Supplied data =
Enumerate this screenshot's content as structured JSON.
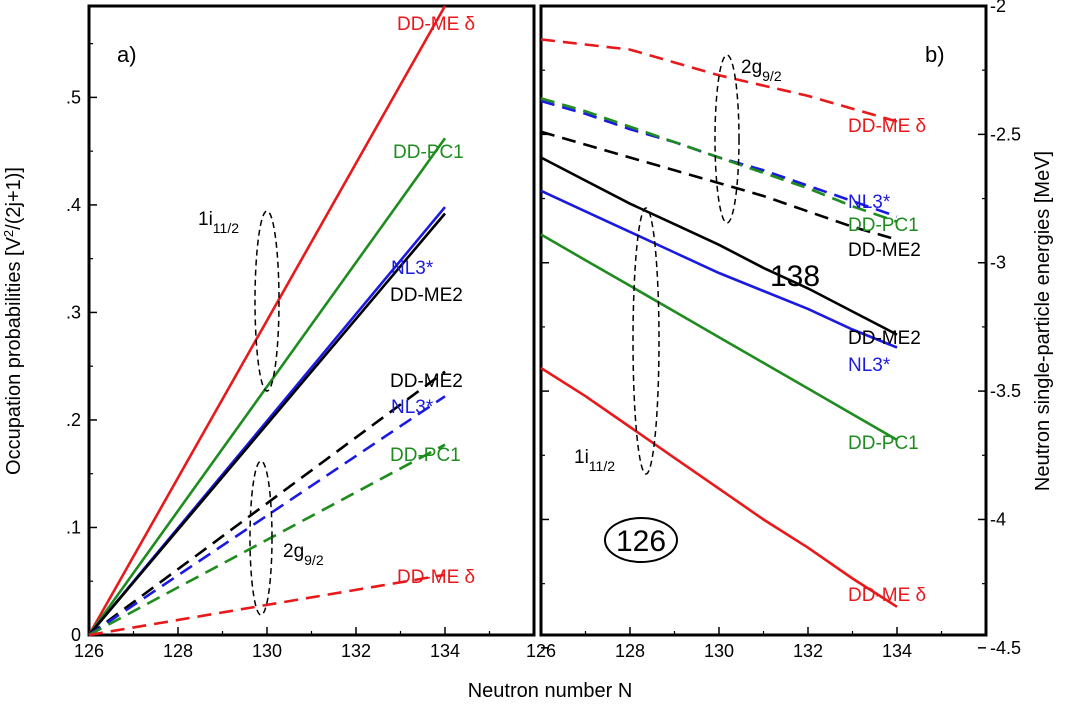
{
  "figure": {
    "xlabel": "Neutron number N",
    "colors": {
      "DD-ME δ": "#e8191b",
      "DD-PC1": "#1e8c1e",
      "NL3*": "#1a1ae0",
      "DD-ME2": "#000000"
    }
  },
  "chart_data": [
    {
      "type": "line",
      "panel_label": "a)",
      "xlabel": "Neutron number N",
      "ylabel": "Occupation probabilities [V²/(2j+1)]",
      "xlim": [
        126,
        136
      ],
      "ylim": [
        0,
        0.585
      ],
      "x_ticks": [
        126,
        128,
        130,
        132,
        134
      ],
      "y_ticks": [
        0,
        0.1,
        0.2,
        0.3,
        0.4,
        0.5
      ],
      "x": [
        126,
        134
      ],
      "series": [
        {
          "name": "DD-ME δ",
          "orbital": "1i11/2",
          "style": "solid",
          "color": "#e8191b",
          "values": [
            0,
            0.585
          ]
        },
        {
          "name": "DD-PC1",
          "orbital": "1i11/2",
          "style": "solid",
          "color": "#1e8c1e",
          "values": [
            0,
            0.462
          ]
        },
        {
          "name": "NL3*",
          "orbital": "1i11/2",
          "style": "solid",
          "color": "#1a1ae0",
          "values": [
            0,
            0.398
          ]
        },
        {
          "name": "DD-ME2",
          "orbital": "1i11/2",
          "style": "solid",
          "color": "#000000",
          "values": [
            0,
            0.392
          ]
        },
        {
          "name": "DD-ME2",
          "orbital": "2g9/2",
          "style": "dashed",
          "color": "#000000",
          "values": [
            0,
            0.245
          ]
        },
        {
          "name": "NL3*",
          "orbital": "2g9/2",
          "style": "dashed",
          "color": "#1a1ae0",
          "values": [
            0,
            0.222
          ]
        },
        {
          "name": "DD-PC1",
          "orbital": "2g9/2",
          "style": "dashed",
          "color": "#1e8c1e",
          "values": [
            0,
            0.177
          ]
        },
        {
          "name": "DD-ME δ",
          "orbital": "2g9/2",
          "style": "dashed",
          "color": "#e8191b",
          "values": [
            0,
            0.056
          ]
        }
      ],
      "annotations": [
        {
          "text": "1i",
          "sub": "11/2"
        },
        {
          "text": "2g",
          "sub": "9/2"
        }
      ]
    },
    {
      "type": "line",
      "panel_label": "b)",
      "xlabel": "Neutron number N",
      "ylabel": "Neutron single-particle  energies  [MeV]",
      "xlim": [
        126,
        136
      ],
      "ylim": [
        -4.45,
        -2.0
      ],
      "x_ticks": [
        126,
        128,
        130,
        132,
        134
      ],
      "y_ticks": [
        -2,
        -2.5,
        -3,
        -3.5,
        -4,
        -4.5
      ],
      "x": [
        126,
        127,
        128,
        129,
        130,
        131,
        132,
        133,
        134
      ],
      "series": [
        {
          "name": "DD-ME δ",
          "orbital": "2g9/2",
          "style": "dashed",
          "color": "#e8191b",
          "values": [
            -2.13,
            -2.15,
            -2.17,
            -2.22,
            -2.27,
            -2.31,
            -2.35,
            -2.4,
            -2.45
          ]
        },
        {
          "name": "NL3*",
          "orbital": "2g9/2",
          "style": "dashed",
          "color": "#1a1ae0",
          "values": [
            -2.37,
            -2.42,
            -2.48,
            -2.53,
            -2.59,
            -2.64,
            -2.7,
            -2.76,
            -2.82
          ]
        },
        {
          "name": "DD-PC1",
          "orbital": "2g9/2",
          "style": "dashed",
          "color": "#1e8c1e",
          "values": [
            -2.36,
            -2.41,
            -2.47,
            -2.53,
            -2.59,
            -2.65,
            -2.71,
            -2.78,
            -2.84
          ]
        },
        {
          "name": "DD-ME2",
          "orbital": "2g9/2",
          "style": "dashed",
          "color": "#000000",
          "values": [
            -2.49,
            -2.54,
            -2.59,
            -2.64,
            -2.69,
            -2.74,
            -2.8,
            -2.86,
            -2.91
          ]
        },
        {
          "name": "DD-ME2",
          "orbital": "1i11/2",
          "style": "solid",
          "color": "#000000",
          "values": [
            -2.59,
            -2.68,
            -2.77,
            -2.85,
            -2.93,
            -3.02,
            -3.1,
            -3.19,
            -3.28
          ]
        },
        {
          "name": "NL3*",
          "orbital": "1i11/2",
          "style": "solid",
          "color": "#1a1ae0",
          "values": [
            -2.72,
            -2.8,
            -2.88,
            -2.96,
            -3.04,
            -3.11,
            -3.18,
            -3.26,
            -3.33
          ]
        },
        {
          "name": "DD-PC1",
          "orbital": "1i11/2",
          "style": "solid",
          "color": "#1e8c1e",
          "values": [
            -2.89,
            -2.99,
            -3.09,
            -3.19,
            -3.29,
            -3.39,
            -3.49,
            -3.59,
            -3.69
          ]
        },
        {
          "name": "DD-ME δ",
          "orbital": "1i11/2",
          "style": "solid",
          "color": "#e8191b",
          "values": [
            -3.41,
            -3.52,
            -3.64,
            -3.76,
            -3.88,
            -4.0,
            -4.11,
            -4.23,
            -4.34
          ]
        }
      ],
      "annotations": [
        {
          "text": "2g",
          "sub": "9/2"
        },
        {
          "text": "1i",
          "sub": "11/2"
        },
        {
          "text": "138"
        },
        {
          "text": "126",
          "circled": true
        }
      ]
    }
  ]
}
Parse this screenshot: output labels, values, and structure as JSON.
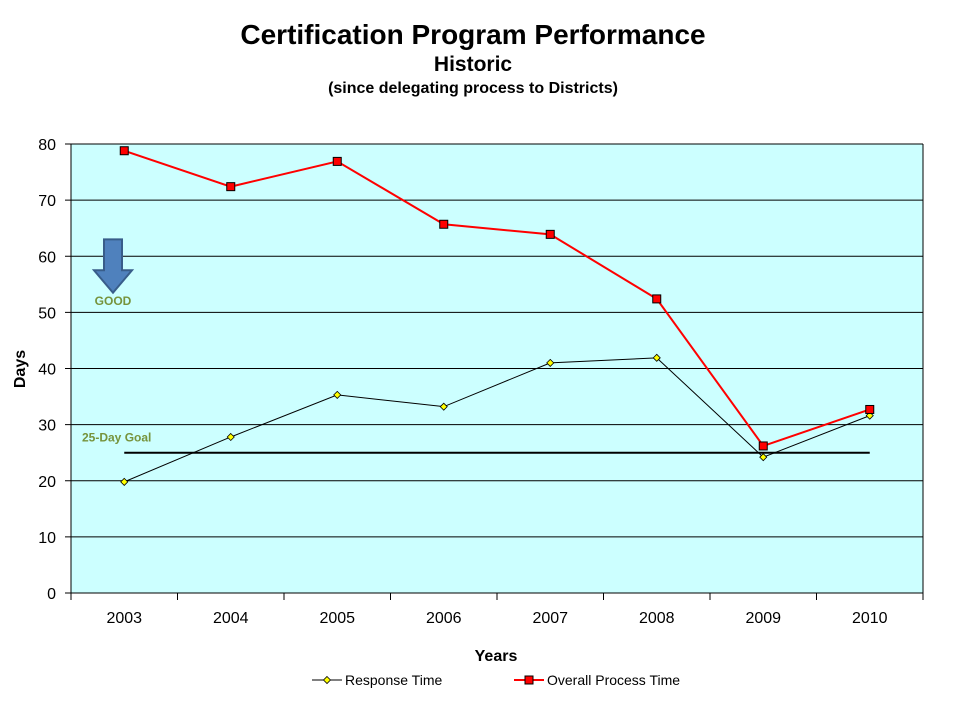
{
  "chart_data": {
    "type": "line",
    "title": "Certification  Program Performance",
    "subtitle": "Historic",
    "subsubtitle": "(since delegating process to Districts)",
    "xlabel": "Years",
    "ylabel": "Days",
    "categories": [
      "2003",
      "2004",
      "2005",
      "2006",
      "2007",
      "2008",
      "2009",
      "2010"
    ],
    "ylim": [
      0,
      80
    ],
    "yticks": [
      0,
      10,
      20,
      30,
      40,
      50,
      60,
      70,
      80
    ],
    "grid": true,
    "legend_position": "bottom",
    "series": [
      {
        "name": "Response Time",
        "values": [
          19.8,
          27.8,
          35.3,
          33.2,
          41.0,
          41.9,
          24.2,
          31.6
        ],
        "color": "#000000",
        "marker": "diamond",
        "marker_color": "#ffff00"
      },
      {
        "name": "Overall Process Time",
        "values": [
          78.8,
          72.4,
          76.9,
          65.7,
          63.9,
          52.4,
          26.2,
          32.7
        ],
        "color": "#ff0000",
        "marker": "square",
        "marker_color": "#ff0000"
      }
    ],
    "goal": {
      "label": "25-Day Goal",
      "value": 25,
      "color": "#000000",
      "label_color": "#76933c"
    },
    "annotation": {
      "label": "GOOD",
      "icon": "down-arrow-icon",
      "arrow_color": "#4f81bd",
      "label_color": "#76933c"
    },
    "plot_background": "#ccffff"
  }
}
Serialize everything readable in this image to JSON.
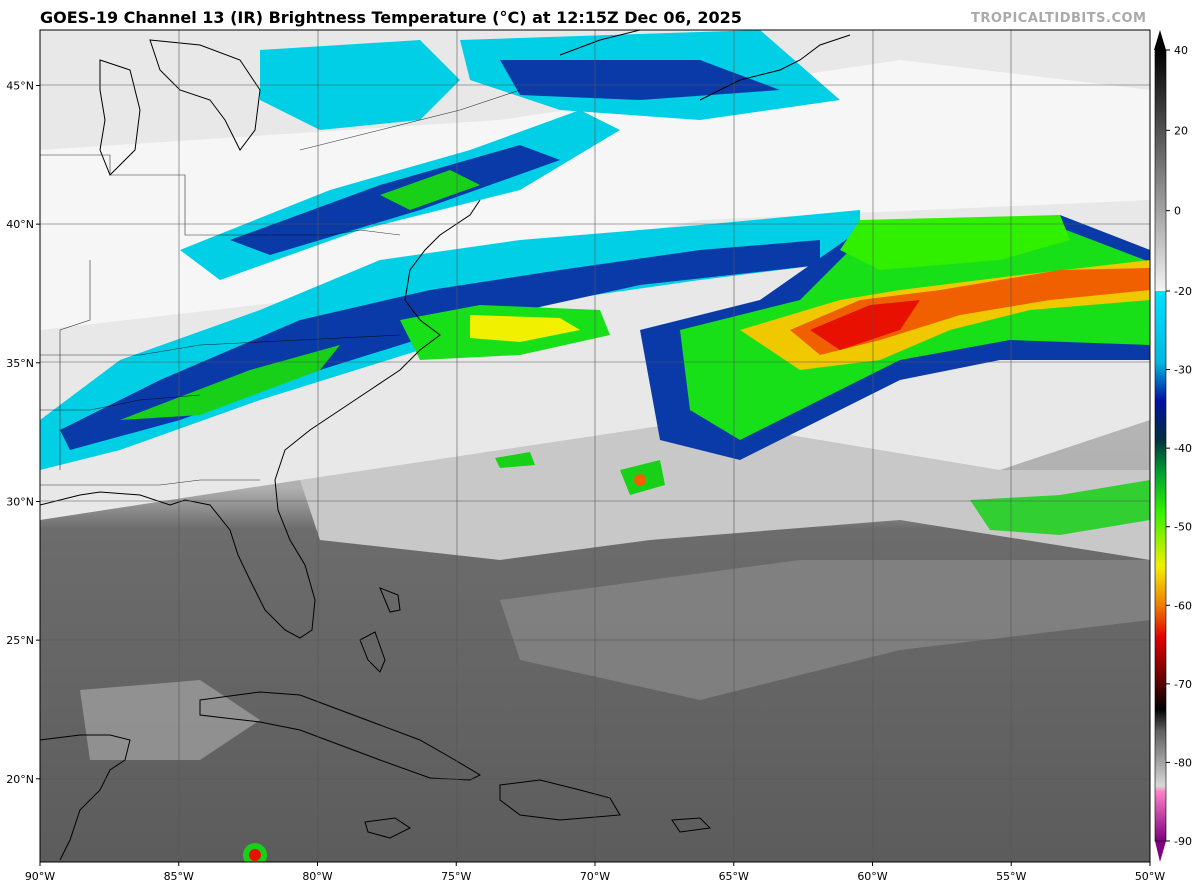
{
  "title": "GOES-19 Channel 13 (IR) Brightness Temperature (°C) at 12:15Z Dec 06, 2025",
  "credit": "TROPICALTIDBITS.COM",
  "map": {
    "lon_range": [
      -90,
      -50
    ],
    "lat_range": [
      17,
      47
    ],
    "lon_ticks": [
      {
        "value": -90,
        "label": "90°W"
      },
      {
        "value": -85,
        "label": "85°W"
      },
      {
        "value": -80,
        "label": "80°W"
      },
      {
        "value": -75,
        "label": "75°W"
      },
      {
        "value": -70,
        "label": "70°W"
      },
      {
        "value": -65,
        "label": "65°W"
      },
      {
        "value": -60,
        "label": "60°W"
      },
      {
        "value": -55,
        "label": "55°W"
      },
      {
        "value": -50,
        "label": "50°W"
      }
    ],
    "lat_ticks": [
      {
        "value": 20,
        "label": "20°N"
      },
      {
        "value": 25,
        "label": "25°N"
      },
      {
        "value": 30,
        "label": "30°N"
      },
      {
        "value": 35,
        "label": "35°N"
      },
      {
        "value": 40,
        "label": "40°N"
      },
      {
        "value": 45,
        "label": "45°N"
      }
    ]
  },
  "colorbar": {
    "range": [
      -90,
      40
    ],
    "labels": [
      "40",
      "20",
      "0",
      "-20",
      "-30",
      "-40",
      "-50",
      "-60",
      "-70",
      "-80",
      "-90"
    ]
  },
  "colors": {
    "ocean_gray": "#5f5f5f",
    "land_gray": "#6a6a6a",
    "cloud_white": "#f2f2f2",
    "cyan": "#00d8ec",
    "blue": "#0a3aa8",
    "green": "#18e018",
    "yellow": "#f0f000",
    "red": "#f01000"
  }
}
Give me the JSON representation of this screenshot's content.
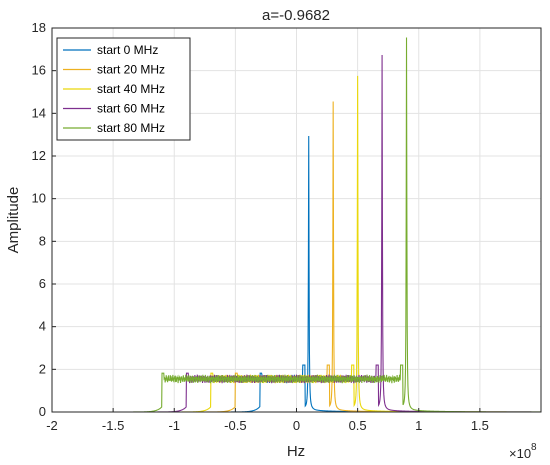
{
  "chart_data": {
    "type": "line",
    "title": "a=-0.9682",
    "xlabel": "Hz",
    "ylabel": "Amplitude",
    "x_exponent_label": "×10",
    "x_exponent_power": "8",
    "x_scale": 100000000,
    "xlim": [
      -2,
      2
    ],
    "ylim": [
      0,
      18
    ],
    "xticks": [
      -2,
      -1.5,
      -1,
      -0.5,
      0,
      0.5,
      1,
      1.5
    ],
    "xtick_labels": [
      "-2",
      "-1.5",
      "-1",
      "-0.5",
      "0",
      "0.5",
      "1",
      "1.5"
    ],
    "yticks": [
      0,
      2,
      4,
      6,
      8,
      10,
      12,
      14,
      16,
      18
    ],
    "ytick_labels": [
      "0",
      "2",
      "4",
      "6",
      "8",
      "10",
      "12",
      "14",
      "16",
      "18"
    ],
    "grid": true,
    "legend_position": "top-left",
    "series": [
      {
        "name": "start 0 MHz",
        "color": "#0072BD",
        "peak_x": 0.1,
        "peak_y": 12.8,
        "band": [
          -0.3,
          0.07
        ]
      },
      {
        "name": "start 20 MHz",
        "color": "#EDB120",
        "peak_x": 0.3,
        "peak_y": 14.5,
        "band": [
          -0.5,
          0.27
        ]
      },
      {
        "name": "start 40 MHz",
        "color": "#EAD80B",
        "peak_x": 0.5,
        "peak_y": 15.7,
        "band": [
          -0.7,
          0.47
        ]
      },
      {
        "name": "start 60 MHz",
        "color": "#7E2F8E",
        "peak_x": 0.7,
        "peak_y": 16.6,
        "band": [
          -0.9,
          0.67
        ]
      },
      {
        "name": "start 80 MHz",
        "color": "#77AC30",
        "peak_x": 0.9,
        "peak_y": 17.5,
        "band": [
          -1.1,
          0.87
        ]
      }
    ]
  }
}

Exercise requirements = Search the entries for the word "JSON" and gather every line where it appears.

Exercise answer =
Enumerate this screenshot's content as structured JSON.
Parse this screenshot: output labels, values, and structure as JSON.
Serialize everything readable in this image to JSON.
Give me the JSON representation of this screenshot's content.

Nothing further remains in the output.